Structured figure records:
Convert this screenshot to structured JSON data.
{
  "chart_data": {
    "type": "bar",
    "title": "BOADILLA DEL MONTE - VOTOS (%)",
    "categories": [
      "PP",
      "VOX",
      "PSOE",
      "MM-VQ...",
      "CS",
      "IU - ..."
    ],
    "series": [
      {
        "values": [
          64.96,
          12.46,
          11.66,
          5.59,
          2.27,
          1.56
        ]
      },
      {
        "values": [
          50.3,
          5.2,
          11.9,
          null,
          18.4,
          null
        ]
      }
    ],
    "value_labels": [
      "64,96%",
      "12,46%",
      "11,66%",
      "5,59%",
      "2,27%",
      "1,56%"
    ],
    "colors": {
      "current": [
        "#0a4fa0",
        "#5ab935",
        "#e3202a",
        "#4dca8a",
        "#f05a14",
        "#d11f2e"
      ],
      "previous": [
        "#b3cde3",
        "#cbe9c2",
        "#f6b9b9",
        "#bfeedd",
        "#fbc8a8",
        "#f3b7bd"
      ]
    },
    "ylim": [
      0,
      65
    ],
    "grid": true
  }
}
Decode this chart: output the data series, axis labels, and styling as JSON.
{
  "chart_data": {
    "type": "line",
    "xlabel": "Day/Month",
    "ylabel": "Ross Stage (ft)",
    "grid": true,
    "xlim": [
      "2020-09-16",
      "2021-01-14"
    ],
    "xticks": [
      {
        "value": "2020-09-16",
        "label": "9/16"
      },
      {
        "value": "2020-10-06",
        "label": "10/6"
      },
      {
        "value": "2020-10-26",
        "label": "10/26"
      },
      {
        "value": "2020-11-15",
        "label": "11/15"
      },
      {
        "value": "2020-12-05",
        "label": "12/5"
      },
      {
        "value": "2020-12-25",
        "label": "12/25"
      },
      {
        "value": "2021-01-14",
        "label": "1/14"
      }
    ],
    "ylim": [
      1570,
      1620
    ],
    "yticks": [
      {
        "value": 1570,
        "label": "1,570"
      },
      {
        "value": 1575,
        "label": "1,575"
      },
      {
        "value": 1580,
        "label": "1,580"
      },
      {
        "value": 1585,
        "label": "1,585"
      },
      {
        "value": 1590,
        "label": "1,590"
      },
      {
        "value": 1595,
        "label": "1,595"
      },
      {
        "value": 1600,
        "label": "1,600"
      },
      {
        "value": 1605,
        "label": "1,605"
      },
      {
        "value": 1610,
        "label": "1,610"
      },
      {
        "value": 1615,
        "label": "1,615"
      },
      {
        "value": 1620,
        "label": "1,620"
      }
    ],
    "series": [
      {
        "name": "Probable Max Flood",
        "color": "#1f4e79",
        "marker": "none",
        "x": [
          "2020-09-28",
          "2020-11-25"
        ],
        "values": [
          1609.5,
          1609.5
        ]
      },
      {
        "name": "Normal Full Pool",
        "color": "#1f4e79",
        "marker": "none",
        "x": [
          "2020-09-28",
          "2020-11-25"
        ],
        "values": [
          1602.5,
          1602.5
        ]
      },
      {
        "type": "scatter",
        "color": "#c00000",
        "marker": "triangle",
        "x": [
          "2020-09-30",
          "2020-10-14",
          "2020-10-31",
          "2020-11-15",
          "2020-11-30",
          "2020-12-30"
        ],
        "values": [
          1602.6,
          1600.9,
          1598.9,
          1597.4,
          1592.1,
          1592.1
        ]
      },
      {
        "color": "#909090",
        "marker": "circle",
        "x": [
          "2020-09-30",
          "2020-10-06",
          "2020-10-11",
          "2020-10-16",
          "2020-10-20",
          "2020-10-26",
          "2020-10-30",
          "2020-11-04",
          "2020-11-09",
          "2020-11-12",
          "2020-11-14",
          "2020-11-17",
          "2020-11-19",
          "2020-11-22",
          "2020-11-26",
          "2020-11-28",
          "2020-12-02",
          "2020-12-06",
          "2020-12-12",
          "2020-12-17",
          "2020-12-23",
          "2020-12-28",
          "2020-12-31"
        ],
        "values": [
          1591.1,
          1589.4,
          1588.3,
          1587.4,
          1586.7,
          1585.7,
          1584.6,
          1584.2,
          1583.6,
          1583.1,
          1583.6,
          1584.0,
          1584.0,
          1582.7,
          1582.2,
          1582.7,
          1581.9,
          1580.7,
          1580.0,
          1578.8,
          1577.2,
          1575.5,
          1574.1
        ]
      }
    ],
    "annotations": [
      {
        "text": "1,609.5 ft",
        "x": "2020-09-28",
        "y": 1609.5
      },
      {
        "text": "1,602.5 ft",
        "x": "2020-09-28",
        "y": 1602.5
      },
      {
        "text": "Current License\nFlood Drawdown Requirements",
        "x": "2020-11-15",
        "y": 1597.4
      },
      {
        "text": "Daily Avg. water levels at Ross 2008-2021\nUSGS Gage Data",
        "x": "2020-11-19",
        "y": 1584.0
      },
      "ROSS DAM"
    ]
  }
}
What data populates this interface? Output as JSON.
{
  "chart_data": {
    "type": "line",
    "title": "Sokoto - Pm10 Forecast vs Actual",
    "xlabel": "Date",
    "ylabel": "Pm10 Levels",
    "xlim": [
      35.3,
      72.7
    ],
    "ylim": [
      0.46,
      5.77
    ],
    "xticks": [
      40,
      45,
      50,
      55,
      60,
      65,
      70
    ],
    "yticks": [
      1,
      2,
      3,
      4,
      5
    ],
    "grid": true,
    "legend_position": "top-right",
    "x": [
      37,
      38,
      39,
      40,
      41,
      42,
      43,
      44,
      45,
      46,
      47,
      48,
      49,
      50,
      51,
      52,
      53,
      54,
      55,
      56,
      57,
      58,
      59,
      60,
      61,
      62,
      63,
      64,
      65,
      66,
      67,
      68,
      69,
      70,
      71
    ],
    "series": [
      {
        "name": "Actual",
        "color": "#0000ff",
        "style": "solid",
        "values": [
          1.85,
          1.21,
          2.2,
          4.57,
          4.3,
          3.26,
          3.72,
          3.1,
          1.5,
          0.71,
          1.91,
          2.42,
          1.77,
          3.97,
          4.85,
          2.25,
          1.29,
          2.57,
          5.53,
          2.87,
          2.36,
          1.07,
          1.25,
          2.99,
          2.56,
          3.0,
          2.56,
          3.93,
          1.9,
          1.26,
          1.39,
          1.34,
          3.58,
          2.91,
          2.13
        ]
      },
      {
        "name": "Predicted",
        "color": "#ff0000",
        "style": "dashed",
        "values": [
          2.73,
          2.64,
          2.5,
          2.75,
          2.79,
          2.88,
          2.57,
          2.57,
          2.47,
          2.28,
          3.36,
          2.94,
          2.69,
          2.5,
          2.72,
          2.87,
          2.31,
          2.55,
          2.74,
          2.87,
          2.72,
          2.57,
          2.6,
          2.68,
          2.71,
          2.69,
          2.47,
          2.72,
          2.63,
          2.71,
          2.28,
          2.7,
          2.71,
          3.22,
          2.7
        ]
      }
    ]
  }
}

EXERCISE REQUIREMENTS
Where a line holds "this", copy it out.

SOLVED EXERCISE
Convert this screenshot to structured JSON data.
Decode this chart: output the data series, axis labels, and styling as JSON.
What data populates this interface? Output as JSON.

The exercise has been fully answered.